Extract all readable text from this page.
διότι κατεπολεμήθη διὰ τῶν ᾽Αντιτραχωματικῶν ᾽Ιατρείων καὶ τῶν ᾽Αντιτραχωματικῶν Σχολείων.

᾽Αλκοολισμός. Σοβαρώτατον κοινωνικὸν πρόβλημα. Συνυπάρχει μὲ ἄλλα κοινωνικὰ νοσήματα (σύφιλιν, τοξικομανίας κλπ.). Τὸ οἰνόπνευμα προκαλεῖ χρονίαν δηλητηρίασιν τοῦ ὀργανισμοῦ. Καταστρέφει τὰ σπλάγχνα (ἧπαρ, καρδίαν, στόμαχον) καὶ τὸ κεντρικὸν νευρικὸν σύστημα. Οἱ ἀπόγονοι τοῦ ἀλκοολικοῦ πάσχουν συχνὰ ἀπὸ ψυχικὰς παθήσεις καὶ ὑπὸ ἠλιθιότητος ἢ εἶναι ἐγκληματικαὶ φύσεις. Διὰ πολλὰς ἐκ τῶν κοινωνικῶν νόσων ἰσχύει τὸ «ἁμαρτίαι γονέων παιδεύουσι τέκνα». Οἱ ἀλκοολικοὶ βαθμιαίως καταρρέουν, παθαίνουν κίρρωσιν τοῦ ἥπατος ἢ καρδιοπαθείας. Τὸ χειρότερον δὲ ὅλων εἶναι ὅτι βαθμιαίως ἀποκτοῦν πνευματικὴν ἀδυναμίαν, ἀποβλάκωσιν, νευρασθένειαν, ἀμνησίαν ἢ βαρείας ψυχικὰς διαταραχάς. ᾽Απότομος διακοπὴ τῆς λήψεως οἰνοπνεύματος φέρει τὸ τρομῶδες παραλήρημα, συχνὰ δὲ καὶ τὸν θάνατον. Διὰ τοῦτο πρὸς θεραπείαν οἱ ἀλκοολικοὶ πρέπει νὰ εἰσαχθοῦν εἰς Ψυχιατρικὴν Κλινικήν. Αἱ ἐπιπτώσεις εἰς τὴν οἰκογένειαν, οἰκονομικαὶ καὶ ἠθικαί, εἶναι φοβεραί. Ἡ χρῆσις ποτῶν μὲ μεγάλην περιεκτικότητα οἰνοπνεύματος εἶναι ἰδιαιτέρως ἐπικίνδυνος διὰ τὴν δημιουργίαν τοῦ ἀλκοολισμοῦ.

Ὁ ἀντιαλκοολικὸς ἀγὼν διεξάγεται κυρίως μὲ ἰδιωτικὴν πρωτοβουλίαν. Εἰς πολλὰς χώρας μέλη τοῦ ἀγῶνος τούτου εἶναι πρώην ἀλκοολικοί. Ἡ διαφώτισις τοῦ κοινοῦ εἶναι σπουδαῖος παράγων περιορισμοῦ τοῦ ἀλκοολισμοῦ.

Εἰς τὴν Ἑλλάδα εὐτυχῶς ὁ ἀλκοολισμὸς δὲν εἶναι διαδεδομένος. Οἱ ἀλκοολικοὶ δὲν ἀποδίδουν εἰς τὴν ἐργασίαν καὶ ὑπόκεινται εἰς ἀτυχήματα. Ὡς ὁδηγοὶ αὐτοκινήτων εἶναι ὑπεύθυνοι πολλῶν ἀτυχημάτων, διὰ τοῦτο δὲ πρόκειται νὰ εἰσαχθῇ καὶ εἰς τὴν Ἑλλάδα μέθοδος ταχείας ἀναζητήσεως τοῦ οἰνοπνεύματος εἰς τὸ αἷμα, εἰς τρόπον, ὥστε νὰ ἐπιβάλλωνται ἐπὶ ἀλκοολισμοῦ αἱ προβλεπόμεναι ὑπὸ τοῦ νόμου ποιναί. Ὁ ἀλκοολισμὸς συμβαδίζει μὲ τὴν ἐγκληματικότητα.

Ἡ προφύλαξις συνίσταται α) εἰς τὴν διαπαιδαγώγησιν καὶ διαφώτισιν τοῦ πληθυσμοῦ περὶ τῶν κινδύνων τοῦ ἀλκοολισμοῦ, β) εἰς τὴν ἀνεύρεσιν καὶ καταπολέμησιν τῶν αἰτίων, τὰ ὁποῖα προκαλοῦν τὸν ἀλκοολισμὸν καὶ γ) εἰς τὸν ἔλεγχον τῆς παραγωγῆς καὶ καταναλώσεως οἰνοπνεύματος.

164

######

◆ **REQUIREMENT**:
Copy the data above exactly. Every line must be included.

◆ **CORRECT ANSWER**:
Extract all readable text from this page.
διότι κατεπολεμήθη διὰ τῶν ᾽Αντιτραχωματικῶν ᾽Ιατρείων καὶ τῶν ᾽Αντιτραχωματικῶν Σχολείων.

᾽Αλκοολισμός. Σοβαρώτατον κοινωνικὸν πρόβλημα. Συνυπάρχει μὲ ἄλλα κοινωνικὰ νοσήματα (σύφιλιν, τοξικομανίας κλπ.). Τὸ οἰνόπνευμα προκαλεῖ χρονίαν δηλητηρίασιν τοῦ ὀργανισμοῦ. Καταστρέφει τὰ σπλάγχνα (ἧπαρ, καρδίαν, στόμαχον) καὶ τὸ κεντρικὸν νευρικὸν σύστημα. Οἱ ἀπόγονοι τοῦ ἀλκοολικοῦ πάσχουν συχνὰ ἀπὸ ψυχικὰς παθήσεις καὶ ὑπὸ ἠλιθιότητος ἢ εἶναι ἐγκληματικαὶ φύσεις. Διὰ πολλὰς ἐκ τῶν κοινωνικῶν νόσων ἰσχύει τὸ «ἁμαρτίαι γονέων παιδεύουσι τέκνα». Οἱ ἀλκοολικοὶ βαθμιαίως καταρρέουν, παθαίνουν κίρρωσιν τοῦ ἥπατος ἢ καρδιοπαθείας. Τὸ χειρότερον δὲ ὅλων εἶναι ὅτι βαθμιαίως ἀποκτοῦν πνευματικὴν ἀδυναμίαν, ἀποβλάκωσιν, νευρασθένειαν, ἀμνησίαν ἢ βαρείας ψυχικὰς διαταραχάς. ᾽Απότομος διακοπὴ τῆς λήψεως οἰνοπνεύματος φέρει τὸ τρομῶδες παραλήρημα, συχνὰ δὲ καὶ τὸν θάνατον. Διὰ τοῦτο πρὸς θεραπείαν οἱ ἀλκοολικοὶ πρέπει νὰ εἰσαχθοῦν εἰς Ψυχιατρικὴν Κλινικήν. Αἱ ἐπιπτώσεις εἰς τὴν οἰκογένειαν, οἰκονομικαὶ καὶ ἠθικαί, εἶναι φοβεραί. Ἡ χρῆσις ποτῶν μὲ μεγάλην περιεκτικότητα οἰνοπνεύματος εἶναι ἰδιαιτέρως ἐπικίνδυνος διὰ τὴν δημιουργίαν τοῦ ἀλκοολισμοῦ.

Ὁ ἀντιαλκοολικὸς ἀγὼν διεξάγεται κυρίως μὲ ἰδιωτικὴν πρωτοβουλίαν. Εἰς πολλὰς χώρας μέλη τοῦ ἀγῶνος τούτου εἶναι πρώην ἀλκοολικοί. Ἡ διαφώτισις τοῦ κοινοῦ εἶναι σπουδαῖος παράγων περιορισμοῦ τοῦ ἀλκοολισμοῦ.

Εἰς τὴν Ἑλλάδα εὐτυχῶς ὁ ἀλκοολισμὸς δὲν εἶναι διαδεδομένος. Οἱ ἀλκοολικοὶ δὲν ἀποδίδουν εἰς τὴν ἐργασίαν καὶ ὑπόκεινται εἰς ἀτυχήματα. Ὡς ὁδηγοὶ αὐτοκινήτων εἶναι ὑπεύθυνοι πολλῶν ἀτυχημάτων, διὰ τοῦτο δὲ πρόκειται νὰ εἰσαχθῇ καὶ εἰς τὴν Ἑλλάδα μέθοδος ταχείας ἀναζητήσεως τοῦ οἰνοπνεύματος εἰς τὸ αἷμα, εἰς τρόπον, ὥστε νὰ ἐπιβάλλωνται ἐπὶ ἀλκοολισμοῦ αἱ προβλεπόμεναι ὑπὸ τοῦ νόμου ποιναί. Ὁ ἀλκοολισμὸς συμβαδίζει μὲ τὴν ἐγκληματικότητα.

Ἡ προφύλαξις συνίσταται α) εἰς τὴν διαπαιδαγώγησιν καὶ διαφώτισιν τοῦ πληθυσμοῦ περὶ τῶν κινδύνων τοῦ ἀλκοολισμοῦ, β) εἰς τὴν ἀνεύρεσιν καὶ καταπολέμησιν τῶν αἰτίων, τὰ ὁποῖα προκαλοῦν τὸν ἀλκοολισμὸν καὶ γ) εἰς τὸν ἔλεγχον τῆς παραγωγῆς καὶ καταναλώσεως οἰνοπνεύματος.

164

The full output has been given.